** begin Provided records **
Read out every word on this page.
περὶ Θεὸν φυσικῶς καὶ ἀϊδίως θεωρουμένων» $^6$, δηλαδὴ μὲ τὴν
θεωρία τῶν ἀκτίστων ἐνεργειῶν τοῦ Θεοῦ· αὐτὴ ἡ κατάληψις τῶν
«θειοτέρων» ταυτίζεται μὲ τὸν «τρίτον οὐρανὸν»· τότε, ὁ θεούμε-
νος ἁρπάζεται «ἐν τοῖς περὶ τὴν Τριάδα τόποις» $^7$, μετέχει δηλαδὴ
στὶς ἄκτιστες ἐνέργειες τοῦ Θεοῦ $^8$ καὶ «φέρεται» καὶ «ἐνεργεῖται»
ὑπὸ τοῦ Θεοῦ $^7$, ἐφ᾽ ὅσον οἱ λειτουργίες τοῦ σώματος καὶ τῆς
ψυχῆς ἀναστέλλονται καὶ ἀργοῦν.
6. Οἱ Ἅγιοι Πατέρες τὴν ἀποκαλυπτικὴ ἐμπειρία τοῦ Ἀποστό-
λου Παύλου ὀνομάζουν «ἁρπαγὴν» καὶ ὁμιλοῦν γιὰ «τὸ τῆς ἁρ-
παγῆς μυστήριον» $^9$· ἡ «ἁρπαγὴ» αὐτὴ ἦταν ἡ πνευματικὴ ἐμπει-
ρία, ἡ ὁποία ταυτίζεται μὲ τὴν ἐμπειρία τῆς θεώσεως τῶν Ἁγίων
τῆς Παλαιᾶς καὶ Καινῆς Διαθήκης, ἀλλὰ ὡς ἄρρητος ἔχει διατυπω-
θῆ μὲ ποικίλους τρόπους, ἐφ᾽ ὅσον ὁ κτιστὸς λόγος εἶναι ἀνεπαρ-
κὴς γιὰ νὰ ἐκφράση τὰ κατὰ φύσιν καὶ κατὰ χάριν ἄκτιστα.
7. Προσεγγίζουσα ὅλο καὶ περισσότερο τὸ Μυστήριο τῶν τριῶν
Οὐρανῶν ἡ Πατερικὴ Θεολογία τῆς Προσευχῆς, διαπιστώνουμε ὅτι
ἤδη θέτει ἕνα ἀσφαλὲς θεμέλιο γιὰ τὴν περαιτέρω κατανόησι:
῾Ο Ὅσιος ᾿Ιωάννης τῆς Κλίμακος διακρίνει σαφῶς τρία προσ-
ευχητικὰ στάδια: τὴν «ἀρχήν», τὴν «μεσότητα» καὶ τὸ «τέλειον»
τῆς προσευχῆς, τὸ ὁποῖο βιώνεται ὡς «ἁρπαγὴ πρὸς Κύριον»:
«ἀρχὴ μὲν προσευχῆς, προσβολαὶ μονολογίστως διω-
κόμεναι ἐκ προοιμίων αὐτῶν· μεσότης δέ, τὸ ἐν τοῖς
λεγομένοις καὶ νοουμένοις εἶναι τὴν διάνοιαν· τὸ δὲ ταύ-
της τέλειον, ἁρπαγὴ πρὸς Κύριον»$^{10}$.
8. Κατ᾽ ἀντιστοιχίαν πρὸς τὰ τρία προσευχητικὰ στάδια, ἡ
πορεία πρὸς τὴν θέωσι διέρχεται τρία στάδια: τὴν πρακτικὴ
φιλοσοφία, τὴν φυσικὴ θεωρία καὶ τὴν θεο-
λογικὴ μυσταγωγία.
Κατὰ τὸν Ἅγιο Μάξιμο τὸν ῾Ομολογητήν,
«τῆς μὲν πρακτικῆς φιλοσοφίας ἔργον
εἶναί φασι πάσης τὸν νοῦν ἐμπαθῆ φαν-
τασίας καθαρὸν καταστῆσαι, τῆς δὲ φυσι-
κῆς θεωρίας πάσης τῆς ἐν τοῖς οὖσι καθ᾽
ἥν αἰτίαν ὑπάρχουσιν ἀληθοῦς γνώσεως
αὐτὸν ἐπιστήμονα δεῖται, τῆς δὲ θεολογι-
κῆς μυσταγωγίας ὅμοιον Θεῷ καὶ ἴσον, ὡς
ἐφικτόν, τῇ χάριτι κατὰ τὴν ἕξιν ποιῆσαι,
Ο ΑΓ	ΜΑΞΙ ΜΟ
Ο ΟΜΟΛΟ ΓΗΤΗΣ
** end Provided records **
__Exercise__:
Please restate the whole listing word for word.

__Complete answer__:
Read out every word on this page.
περὶ Θεὸν φυσικῶς καὶ ἀϊδίως θεωρουμένων» $^6$, δηλαδὴ μὲ τὴν
θεωρία τῶν ἀκτίστων ἐνεργειῶν τοῦ Θεοῦ· αὐτὴ ἡ κατάληψις τῶν
«θειοτέρων» ταυτίζεται μὲ τὸν «τρίτον οὐρανὸν»· τότε, ὁ θεούμε-
νος ἁρπάζεται «ἐν τοῖς περὶ τὴν Τριάδα τόποις» $^7$, μετέχει δηλαδὴ
στὶς ἄκτιστες ἐνέργειες τοῦ Θεοῦ $^8$ καὶ «φέρεται» καὶ «ἐνεργεῖται»
ὑπὸ τοῦ Θεοῦ $^7$, ἐφ᾽ ὅσον οἱ λειτουργίες τοῦ σώματος καὶ τῆς
ψυχῆς ἀναστέλλονται καὶ ἀργοῦν.
6. Οἱ Ἅγιοι Πατέρες τὴν ἀποκαλυπτικὴ ἐμπειρία τοῦ Ἀποστό-
λου Παύλου ὀνομάζουν «ἁρπαγὴν» καὶ ὁμιλοῦν γιὰ «τὸ τῆς ἁρ-
παγῆς μυστήριον» $^9$· ἡ «ἁρπαγὴ» αὐτὴ ἦταν ἡ πνευματικὴ ἐμπει-
ρία, ἡ ὁποία ταυτίζεται μὲ τὴν ἐμπειρία τῆς θεώσεως τῶν Ἁγίων
τῆς Παλαιᾶς καὶ Καινῆς Διαθήκης, ἀλλὰ ὡς ἄρρητος ἔχει διατυπω-
θῆ μὲ ποικίλους τρόπους, ἐφ᾽ ὅσον ὁ κτιστὸς λόγος εἶναι ἀνεπαρ-
κὴς γιὰ νὰ ἐκφράση τὰ κατὰ φύσιν καὶ κατὰ χάριν ἄκτιστα.
7. Προσεγγίζουσα ὅλο καὶ περισσότερο τὸ Μυστήριο τῶν τριῶν
Οὐρανῶν ἡ Πατερικὴ Θεολογία τῆς Προσευχῆς, διαπιστώνουμε ὅτι
ἤδη θέτει ἕνα ἀσφαλὲς θεμέλιο γιὰ τὴν περαιτέρω κατανόησι:
῾Ο Ὅσιος ᾿Ιωάννης τῆς Κλίμακος διακρίνει σαφῶς τρία προσ-
ευχητικὰ στάδια: τὴν «ἀρχήν», τὴν «μεσότητα» καὶ τὸ «τέλειον»
τῆς προσευχῆς, τὸ ὁποῖο βιώνεται ὡς «ἁρπαγὴ πρὸς Κύριον»:
«ἀρχὴ μὲν προσευχῆς, προσβολαὶ μονολογίστως διω-
κόμεναι ἐκ προοιμίων αὐτῶν· μεσότης δέ, τὸ ἐν τοῖς
λεγομένοις καὶ νοουμένοις εἶναι τὴν διάνοιαν· τὸ δὲ ταύ-
της τέλειον, ἁρπαγὴ πρὸς Κύριον»$^{10}$.
8. Κατ᾽ ἀντιστοιχίαν πρὸς τὰ τρία προσευχητικὰ στάδια, ἡ
πορεία πρὸς τὴν θέωσι διέρχεται τρία στάδια: τὴν πρακτικὴ
φιλοσοφία, τὴν φυσικὴ θεωρία καὶ τὴν θεο-
λογικὴ μυσταγωγία.
Κατὰ τὸν Ἅγιο Μάξιμο τὸν ῾Ομολογητήν,
«τῆς μὲν πρακτικῆς φιλοσοφίας ἔργον
εἶναί φασι πάσης τὸν νοῦν ἐμπαθῆ φαν-
τασίας καθαρὸν καταστῆσαι, τῆς δὲ φυσι-
κῆς θεωρίας πάσης τῆς ἐν τοῖς οὖσι καθ᾽
ἥν αἰτίαν ὑπάρχουσιν ἀληθοῦς γνώσεως
αὐτὸν ἐπιστήμονα δεῖται, τῆς δὲ θεολογι-
κῆς μυσταγωγίας ὅμοιον Θεῷ καὶ ἴσον, ὡς
ἐφικτόν, τῇ χάριτι κατὰ τὴν ἕξιν ποιῆσαι,
Ο ΑΓ	ΜΑΞΙ ΜΟ
Ο ΟΜΟΛΟ ΓΗΤΗΣ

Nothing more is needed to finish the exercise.